## Start

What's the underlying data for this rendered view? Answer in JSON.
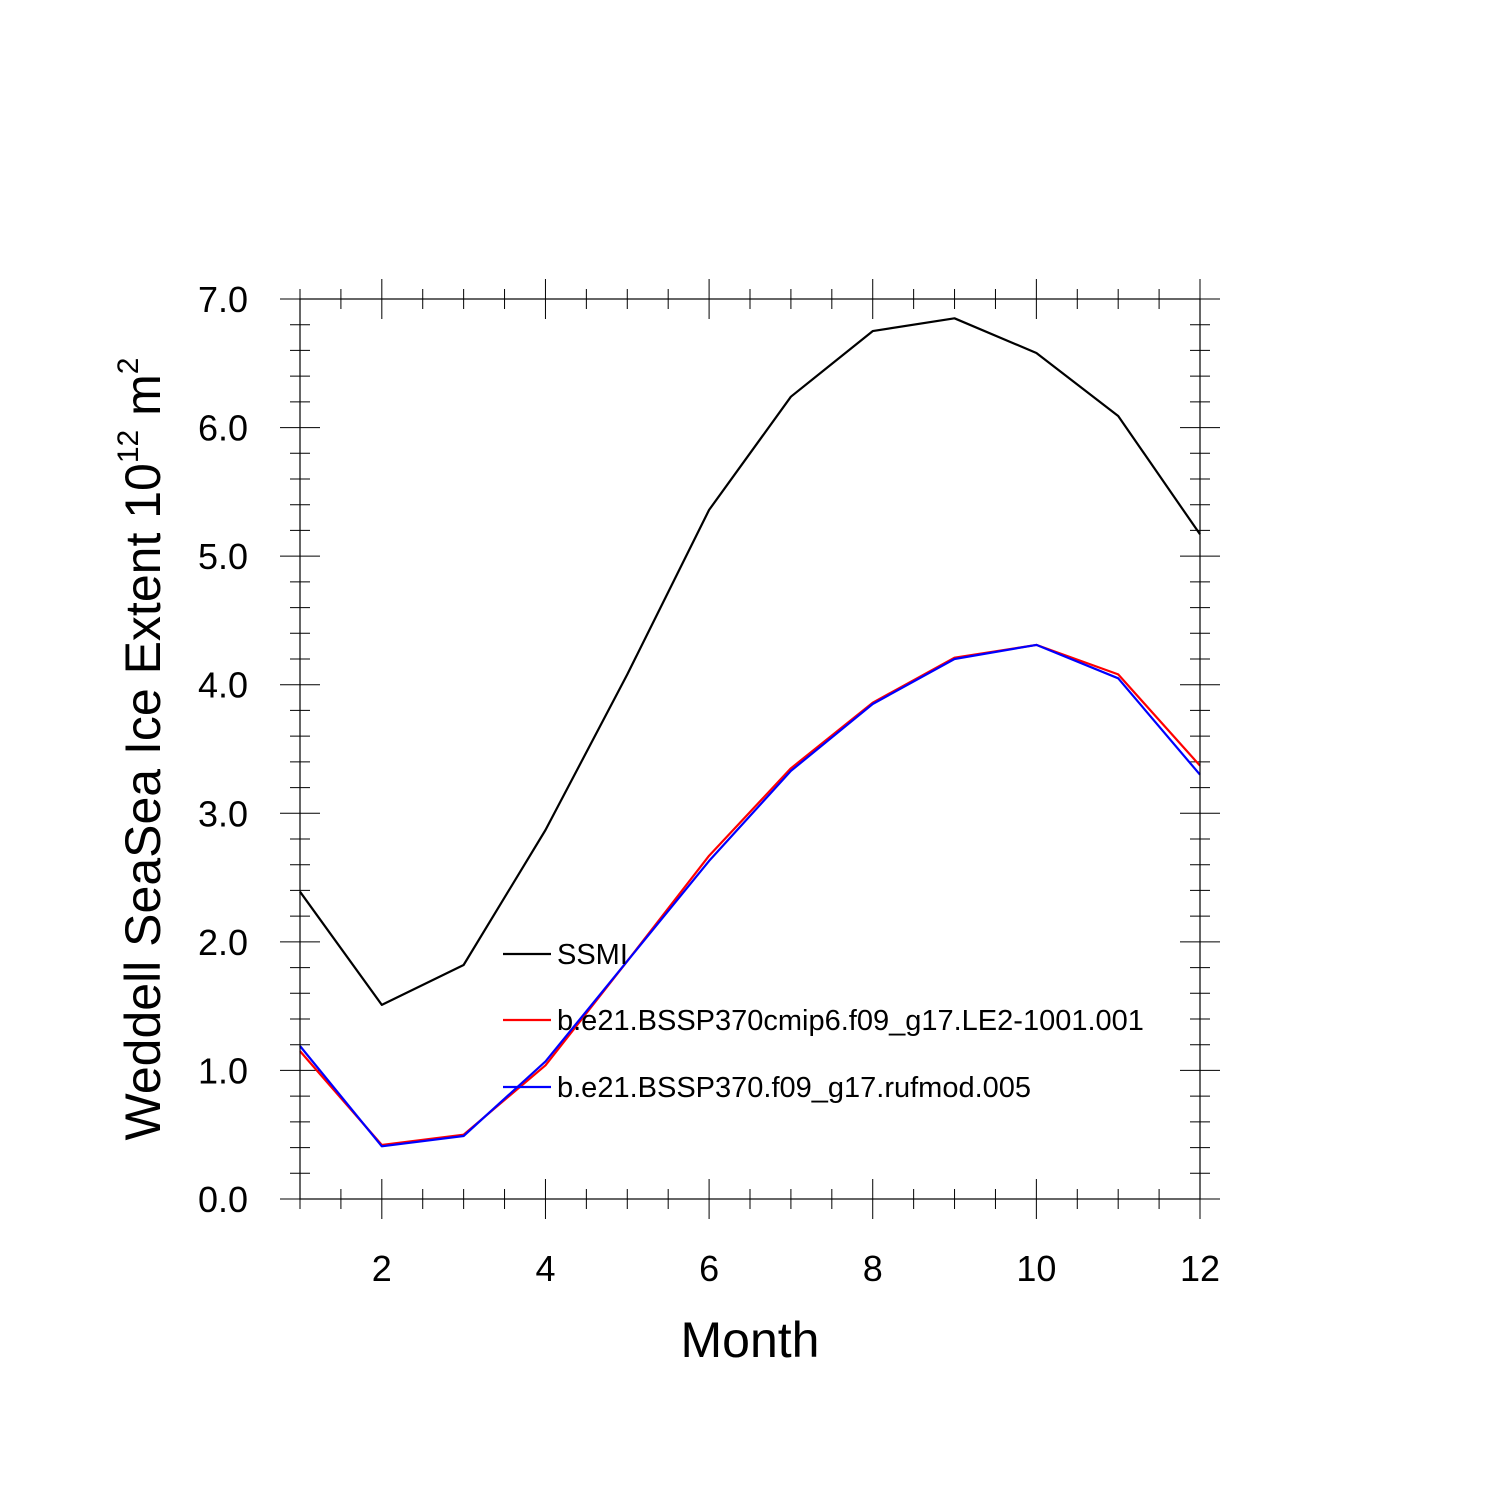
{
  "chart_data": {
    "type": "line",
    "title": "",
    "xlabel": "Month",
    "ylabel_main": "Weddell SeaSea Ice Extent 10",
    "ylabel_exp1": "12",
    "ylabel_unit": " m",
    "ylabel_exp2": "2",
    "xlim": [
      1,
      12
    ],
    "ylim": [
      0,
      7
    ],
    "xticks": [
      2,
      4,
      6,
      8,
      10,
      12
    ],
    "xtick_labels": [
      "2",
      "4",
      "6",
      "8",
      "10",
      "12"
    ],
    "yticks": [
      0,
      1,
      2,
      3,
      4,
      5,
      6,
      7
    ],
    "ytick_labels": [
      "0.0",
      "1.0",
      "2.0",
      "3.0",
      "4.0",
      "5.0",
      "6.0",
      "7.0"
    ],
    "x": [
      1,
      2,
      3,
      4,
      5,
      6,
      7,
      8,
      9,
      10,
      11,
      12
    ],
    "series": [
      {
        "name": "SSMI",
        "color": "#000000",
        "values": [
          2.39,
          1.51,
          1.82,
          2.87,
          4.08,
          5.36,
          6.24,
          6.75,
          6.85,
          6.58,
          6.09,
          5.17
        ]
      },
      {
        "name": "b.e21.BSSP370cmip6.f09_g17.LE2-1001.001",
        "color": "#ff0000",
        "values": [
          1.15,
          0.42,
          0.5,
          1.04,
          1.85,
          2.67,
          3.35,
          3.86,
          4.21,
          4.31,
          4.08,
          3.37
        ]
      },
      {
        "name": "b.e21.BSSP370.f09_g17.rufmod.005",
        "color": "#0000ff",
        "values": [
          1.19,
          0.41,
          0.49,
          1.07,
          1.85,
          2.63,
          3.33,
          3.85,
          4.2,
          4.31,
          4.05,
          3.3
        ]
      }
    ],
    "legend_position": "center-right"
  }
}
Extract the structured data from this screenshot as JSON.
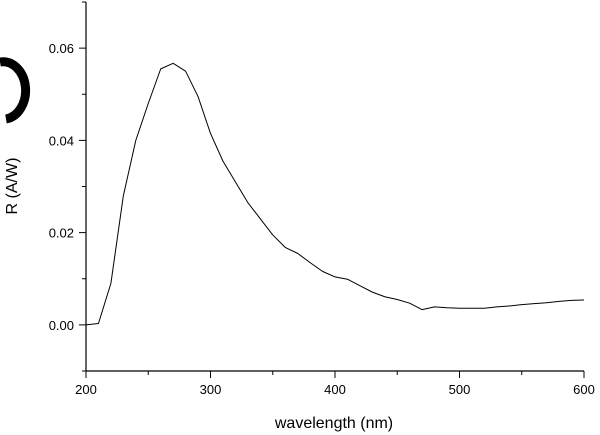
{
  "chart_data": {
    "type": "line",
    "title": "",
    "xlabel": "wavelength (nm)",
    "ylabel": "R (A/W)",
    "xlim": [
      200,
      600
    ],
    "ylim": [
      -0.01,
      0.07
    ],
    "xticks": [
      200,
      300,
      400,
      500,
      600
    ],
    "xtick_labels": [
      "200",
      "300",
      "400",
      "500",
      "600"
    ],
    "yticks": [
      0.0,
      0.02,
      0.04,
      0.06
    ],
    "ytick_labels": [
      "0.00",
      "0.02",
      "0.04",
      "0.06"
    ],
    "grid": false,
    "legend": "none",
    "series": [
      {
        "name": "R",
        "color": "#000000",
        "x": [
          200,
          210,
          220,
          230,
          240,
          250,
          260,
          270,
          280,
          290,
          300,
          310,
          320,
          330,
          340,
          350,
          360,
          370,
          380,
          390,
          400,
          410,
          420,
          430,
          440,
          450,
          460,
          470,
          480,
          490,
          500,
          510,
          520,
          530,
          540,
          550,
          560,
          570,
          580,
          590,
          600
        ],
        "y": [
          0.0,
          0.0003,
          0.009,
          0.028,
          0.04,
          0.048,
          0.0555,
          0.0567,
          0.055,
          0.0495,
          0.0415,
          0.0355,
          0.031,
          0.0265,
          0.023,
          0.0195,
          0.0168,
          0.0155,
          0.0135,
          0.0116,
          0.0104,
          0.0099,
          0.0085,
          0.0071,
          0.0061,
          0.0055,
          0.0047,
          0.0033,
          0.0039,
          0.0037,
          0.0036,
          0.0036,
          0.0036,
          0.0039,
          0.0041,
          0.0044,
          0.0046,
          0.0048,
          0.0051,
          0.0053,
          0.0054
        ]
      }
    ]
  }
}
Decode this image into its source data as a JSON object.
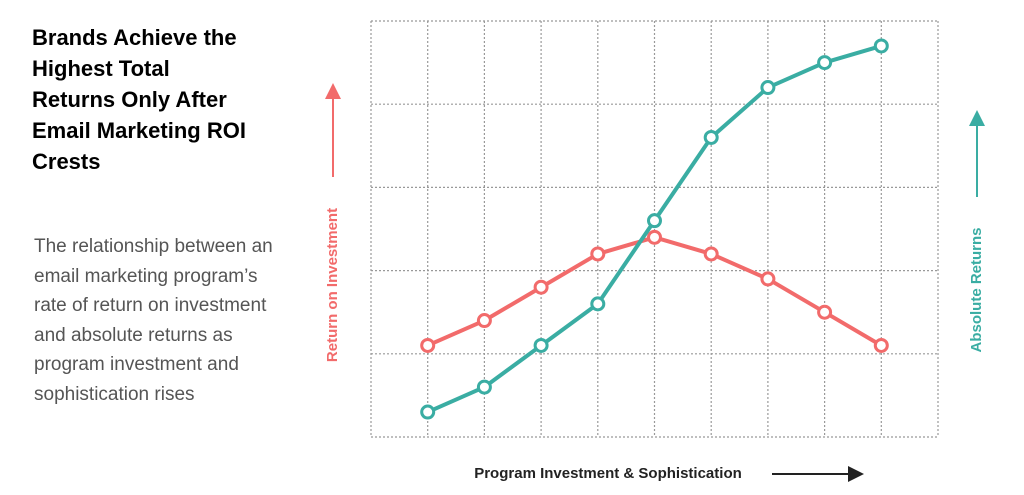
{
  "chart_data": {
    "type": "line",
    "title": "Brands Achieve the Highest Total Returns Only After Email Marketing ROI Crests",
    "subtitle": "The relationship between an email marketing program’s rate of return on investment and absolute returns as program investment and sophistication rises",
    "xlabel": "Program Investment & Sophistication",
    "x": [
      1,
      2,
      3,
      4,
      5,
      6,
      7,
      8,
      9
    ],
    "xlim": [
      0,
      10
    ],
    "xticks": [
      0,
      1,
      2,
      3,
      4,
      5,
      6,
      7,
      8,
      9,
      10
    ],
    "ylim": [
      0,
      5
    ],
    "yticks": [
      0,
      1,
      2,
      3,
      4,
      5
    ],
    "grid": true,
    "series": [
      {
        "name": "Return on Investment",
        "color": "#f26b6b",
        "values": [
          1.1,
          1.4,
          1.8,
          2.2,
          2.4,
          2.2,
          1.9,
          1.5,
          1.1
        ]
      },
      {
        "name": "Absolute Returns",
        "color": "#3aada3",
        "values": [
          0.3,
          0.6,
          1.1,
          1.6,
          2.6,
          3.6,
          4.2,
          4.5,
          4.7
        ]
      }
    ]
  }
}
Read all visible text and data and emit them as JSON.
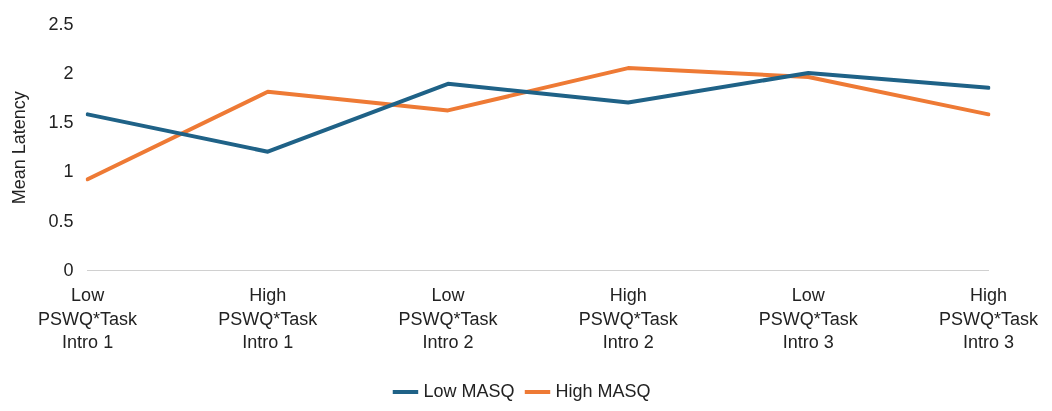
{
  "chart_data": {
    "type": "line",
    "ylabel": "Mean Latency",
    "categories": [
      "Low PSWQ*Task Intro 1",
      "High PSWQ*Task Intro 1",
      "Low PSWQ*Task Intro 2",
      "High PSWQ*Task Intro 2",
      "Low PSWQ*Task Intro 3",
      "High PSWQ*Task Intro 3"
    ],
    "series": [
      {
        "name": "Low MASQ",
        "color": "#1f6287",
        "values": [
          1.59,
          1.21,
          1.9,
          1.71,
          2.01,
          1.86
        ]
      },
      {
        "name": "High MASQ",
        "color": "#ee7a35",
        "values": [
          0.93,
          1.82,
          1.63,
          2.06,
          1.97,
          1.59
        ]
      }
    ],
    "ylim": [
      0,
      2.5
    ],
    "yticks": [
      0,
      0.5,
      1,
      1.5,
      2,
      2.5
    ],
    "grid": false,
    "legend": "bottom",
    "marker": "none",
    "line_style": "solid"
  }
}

## End

▶ [GIVEN REQUEST]: Skip the pictures and print each record exactly as it stands.

▶ [EXERCISE SOLUTION]:
What's the underlying data for this rendered view? Answer in JSON.
{
  "chart_data": {
    "type": "line",
    "title": "",
    "xlabel": "Month",
    "ylabel_main": "Weddell SeaSea Ice Extent 10",
    "ylabel_exp1": "12",
    "ylabel_unit": " m",
    "ylabel_exp2": "2",
    "xlim": [
      1,
      12
    ],
    "ylim": [
      0,
      7
    ],
    "xticks": [
      2,
      4,
      6,
      8,
      10,
      12
    ],
    "xtick_labels": [
      "2",
      "4",
      "6",
      "8",
      "10",
      "12"
    ],
    "yticks": [
      0,
      1,
      2,
      3,
      4,
      5,
      6,
      7
    ],
    "ytick_labels": [
      "0.0",
      "1.0",
      "2.0",
      "3.0",
      "4.0",
      "5.0",
      "6.0",
      "7.0"
    ],
    "x": [
      1,
      2,
      3,
      4,
      5,
      6,
      7,
      8,
      9,
      10,
      11,
      12
    ],
    "series": [
      {
        "name": "SSMI",
        "color": "#000000",
        "values": [
          2.39,
          1.51,
          1.82,
          2.87,
          4.08,
          5.36,
          6.24,
          6.75,
          6.85,
          6.58,
          6.09,
          5.17
        ]
      },
      {
        "name": "b.e21.BSSP370cmip6.f09_g17.LE2-1001.001",
        "color": "#ff0000",
        "values": [
          1.15,
          0.42,
          0.5,
          1.04,
          1.85,
          2.67,
          3.35,
          3.86,
          4.21,
          4.31,
          4.08,
          3.37
        ]
      },
      {
        "name": "b.e21.BSSP370.f09_g17.rufmod.005",
        "color": "#0000ff",
        "values": [
          1.19,
          0.41,
          0.49,
          1.07,
          1.85,
          2.63,
          3.33,
          3.85,
          4.2,
          4.31,
          4.05,
          3.3
        ]
      }
    ],
    "legend_position": "center-right"
  }
}
Extract the structured data from this screenshot as JSON.
{
  "chart_data": {
    "type": "line",
    "title": "",
    "xlabel": "wavelength (nm)",
    "ylabel": "R (A/W)",
    "xlim": [
      200,
      600
    ],
    "ylim": [
      -0.01,
      0.07
    ],
    "xticks": [
      200,
      300,
      400,
      500,
      600
    ],
    "xtick_labels": [
      "200",
      "300",
      "400",
      "500",
      "600"
    ],
    "yticks": [
      0.0,
      0.02,
      0.04,
      0.06
    ],
    "ytick_labels": [
      "0.00",
      "0.02",
      "0.04",
      "0.06"
    ],
    "grid": false,
    "legend": "none",
    "series": [
      {
        "name": "R",
        "color": "#000000",
        "x": [
          200,
          210,
          220,
          230,
          240,
          250,
          260,
          270,
          280,
          290,
          300,
          310,
          320,
          330,
          340,
          350,
          360,
          370,
          380,
          390,
          400,
          410,
          420,
          430,
          440,
          450,
          460,
          470,
          480,
          490,
          500,
          510,
          520,
          530,
          540,
          550,
          560,
          570,
          580,
          590,
          600
        ],
        "y": [
          0.0,
          0.0003,
          0.009,
          0.028,
          0.04,
          0.048,
          0.0555,
          0.0567,
          0.055,
          0.0495,
          0.0415,
          0.0355,
          0.031,
          0.0265,
          0.023,
          0.0195,
          0.0168,
          0.0155,
          0.0135,
          0.0116,
          0.0104,
          0.0099,
          0.0085,
          0.0071,
          0.0061,
          0.0055,
          0.0047,
          0.0033,
          0.0039,
          0.0037,
          0.0036,
          0.0036,
          0.0036,
          0.0039,
          0.0041,
          0.0044,
          0.0046,
          0.0048,
          0.0051,
          0.0053,
          0.0054
        ]
      }
    ]
  }
}
Decode this image into its source data as a JSON object.
{
  "chart_data": {
    "type": "line",
    "title": "Brands Achieve the Highest Total Returns Only After Email Marketing ROI Crests",
    "subtitle": "The relationship between an email marketing program’s rate of return on investment and absolute returns as program investment and sophistication rises",
    "xlabel": "Program Investment & Sophistication",
    "x": [
      1,
      2,
      3,
      4,
      5,
      6,
      7,
      8,
      9
    ],
    "xlim": [
      0,
      10
    ],
    "xticks": [
      0,
      1,
      2,
      3,
      4,
      5,
      6,
      7,
      8,
      9,
      10
    ],
    "ylim": [
      0,
      5
    ],
    "yticks": [
      0,
      1,
      2,
      3,
      4,
      5
    ],
    "grid": true,
    "series": [
      {
        "name": "Return on Investment",
        "color": "#f26b6b",
        "values": [
          1.1,
          1.4,
          1.8,
          2.2,
          2.4,
          2.2,
          1.9,
          1.5,
          1.1
        ]
      },
      {
        "name": "Absolute Returns",
        "color": "#3aada3",
        "values": [
          0.3,
          0.6,
          1.1,
          1.6,
          2.6,
          3.6,
          4.2,
          4.5,
          4.7
        ]
      }
    ]
  }
}
Read all visible text and data and emit them as JSON.
{
  "chart_data": {
    "type": "line",
    "ylabel": "Mean Latency",
    "categories": [
      "Low PSWQ*Task Intro 1",
      "High PSWQ*Task Intro 1",
      "Low PSWQ*Task Intro 2",
      "High PSWQ*Task Intro 2",
      "Low PSWQ*Task Intro 3",
      "High PSWQ*Task Intro 3"
    ],
    "series": [
      {
        "name": "Low MASQ",
        "color": "#1f6287",
        "values": [
          1.59,
          1.21,
          1.9,
          1.71,
          2.01,
          1.86
        ]
      },
      {
        "name": "High MASQ",
        "color": "#ee7a35",
        "values": [
          0.93,
          1.82,
          1.63,
          2.06,
          1.97,
          1.59
        ]
      }
    ],
    "ylim": [
      0,
      2.5
    ],
    "yticks": [
      0,
      0.5,
      1,
      1.5,
      2,
      2.5
    ],
    "grid": false,
    "legend": "bottom",
    "marker": "none",
    "line_style": "solid"
  }
}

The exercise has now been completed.